--- Quoted passage ---

What do the late Pink Floyd vocalist Syd Barrett, the Canadian actor Erica Durance, and Brazilian model Felipe Berto have in common?

They all suddenly appear to be big supporters of China‘s policies in Tibet.

Not that they had any say in the matter. Chinese propagandists have opened scores of fake accounts on Twitter to promote Beijing’s line on the ethnically-divided Himalayan region, many of which were suspended by Twitter on Tuesday.

The accounts – identified by London-based advocacy group Free Tibet – use names such as Tom Hugo, Ken Peters and Felix James. Some apparently lifted their profile pictures from stock photo websites, other active accounts and the internet at large to include images of Barrett, Berto and Durance (who played Lois Lane in the Superman-inspired American TV series Smallville), as well as myriad western models.

The tweets – written in English and Chinese – attack political leaders’ meetings with the Dalai Lama, advertise rail links between China’s east coast and Lhasa, the Tibetan capital, and link to videos of Tibetans dancing in “exotic dress” on state-run television.

Others celebrate claims of progress under Chinese rule (“Tibetans hail bumper harvest of highland barley,” Tom Hugo posted in October 2013, below a picture of a smiling Tibetan woman holding a sickle) while a subset trumpet development projects in the troubled north-western region Xinjiang.

Harder to categorise are posts that are merely strings of gibberish.

While the accounts cannot be conclusively linked to Communist party authorities, the sheer scope of the initiative suggests state backing, said Free Tibet’s press and media manager Alistair Currie. “It’s hard to imagine anyone getting any benefit from this project other than the Chinese government,” he said.

Although Twitter and Facebook are blocked in mainland China – the government banned them when riots spread across Tibet in 2008 – municipal governments have begun to launch Facebook campaigns to draw international tourists, and state-run newspapers maintain robust Twitter feeds.

---

* [Try it]: Print word for word the part of the article about fake Twitter accounts backing China's Tibet policy that opens with the words containing "The tweets –" and closes with "on state-run television.".

--- Given entries ---

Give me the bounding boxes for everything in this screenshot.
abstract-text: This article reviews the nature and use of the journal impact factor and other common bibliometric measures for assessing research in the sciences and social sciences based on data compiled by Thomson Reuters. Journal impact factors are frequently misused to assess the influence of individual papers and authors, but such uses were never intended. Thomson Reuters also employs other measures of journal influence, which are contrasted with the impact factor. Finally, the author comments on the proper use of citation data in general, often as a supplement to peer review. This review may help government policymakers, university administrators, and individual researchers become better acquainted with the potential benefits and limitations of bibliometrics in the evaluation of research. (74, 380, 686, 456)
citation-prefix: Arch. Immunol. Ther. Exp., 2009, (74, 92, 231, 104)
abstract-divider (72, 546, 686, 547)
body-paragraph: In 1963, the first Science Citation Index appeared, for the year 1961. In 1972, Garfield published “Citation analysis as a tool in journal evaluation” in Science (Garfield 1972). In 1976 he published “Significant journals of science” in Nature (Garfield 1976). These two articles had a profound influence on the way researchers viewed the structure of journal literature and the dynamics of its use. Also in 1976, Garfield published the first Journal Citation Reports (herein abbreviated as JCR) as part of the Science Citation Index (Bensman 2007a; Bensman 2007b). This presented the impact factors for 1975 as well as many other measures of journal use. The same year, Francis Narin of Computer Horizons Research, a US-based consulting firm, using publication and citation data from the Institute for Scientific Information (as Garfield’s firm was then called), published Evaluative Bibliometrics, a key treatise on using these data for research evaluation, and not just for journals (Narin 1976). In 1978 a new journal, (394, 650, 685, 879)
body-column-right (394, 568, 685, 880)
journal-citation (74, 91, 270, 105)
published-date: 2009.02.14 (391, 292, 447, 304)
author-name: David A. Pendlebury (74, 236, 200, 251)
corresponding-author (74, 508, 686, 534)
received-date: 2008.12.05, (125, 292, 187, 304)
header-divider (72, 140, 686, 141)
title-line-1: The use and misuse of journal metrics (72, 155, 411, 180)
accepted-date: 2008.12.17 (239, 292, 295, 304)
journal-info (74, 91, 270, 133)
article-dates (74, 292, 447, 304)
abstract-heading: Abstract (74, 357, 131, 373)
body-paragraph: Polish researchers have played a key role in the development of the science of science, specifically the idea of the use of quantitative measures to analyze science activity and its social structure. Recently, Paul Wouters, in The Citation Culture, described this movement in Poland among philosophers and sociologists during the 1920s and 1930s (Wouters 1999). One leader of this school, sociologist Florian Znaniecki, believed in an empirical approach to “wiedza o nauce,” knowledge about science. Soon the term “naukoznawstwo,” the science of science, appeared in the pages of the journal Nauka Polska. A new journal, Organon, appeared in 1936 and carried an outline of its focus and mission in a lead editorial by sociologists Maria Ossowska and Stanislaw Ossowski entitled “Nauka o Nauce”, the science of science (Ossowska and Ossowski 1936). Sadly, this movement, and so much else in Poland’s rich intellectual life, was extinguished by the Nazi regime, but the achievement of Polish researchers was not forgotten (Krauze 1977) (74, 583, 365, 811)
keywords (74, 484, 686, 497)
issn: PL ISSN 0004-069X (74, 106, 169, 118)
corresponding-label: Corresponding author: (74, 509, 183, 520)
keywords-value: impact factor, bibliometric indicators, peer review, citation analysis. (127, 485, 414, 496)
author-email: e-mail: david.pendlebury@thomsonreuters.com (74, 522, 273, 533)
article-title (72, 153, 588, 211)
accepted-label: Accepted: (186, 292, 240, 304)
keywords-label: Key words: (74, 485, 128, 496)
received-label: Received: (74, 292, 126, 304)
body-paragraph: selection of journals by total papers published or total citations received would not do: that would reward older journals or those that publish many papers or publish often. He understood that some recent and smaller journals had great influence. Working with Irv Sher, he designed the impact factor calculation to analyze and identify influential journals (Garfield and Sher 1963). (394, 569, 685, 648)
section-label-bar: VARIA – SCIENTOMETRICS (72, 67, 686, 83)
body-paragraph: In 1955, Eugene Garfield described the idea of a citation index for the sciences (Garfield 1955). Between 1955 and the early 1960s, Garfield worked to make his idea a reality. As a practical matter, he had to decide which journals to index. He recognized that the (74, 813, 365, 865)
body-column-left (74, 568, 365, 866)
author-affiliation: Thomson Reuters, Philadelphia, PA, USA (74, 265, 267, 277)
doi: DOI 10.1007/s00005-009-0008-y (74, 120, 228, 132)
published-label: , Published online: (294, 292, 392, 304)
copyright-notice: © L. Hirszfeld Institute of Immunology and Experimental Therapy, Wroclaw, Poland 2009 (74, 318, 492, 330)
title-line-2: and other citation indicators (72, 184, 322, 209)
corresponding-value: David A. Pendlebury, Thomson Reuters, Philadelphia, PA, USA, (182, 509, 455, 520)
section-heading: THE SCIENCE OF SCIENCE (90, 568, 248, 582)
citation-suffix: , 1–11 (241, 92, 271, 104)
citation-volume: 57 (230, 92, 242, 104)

---

* [Answer below]:
The tweets – written in English and Chinese – attack political leaders’ meetings with the Dalai Lama, advertise rail links between China’s east coast and Lhasa, the Tibetan capital, and link to videos of Tibetans dancing in “exotic dress” on state-run television.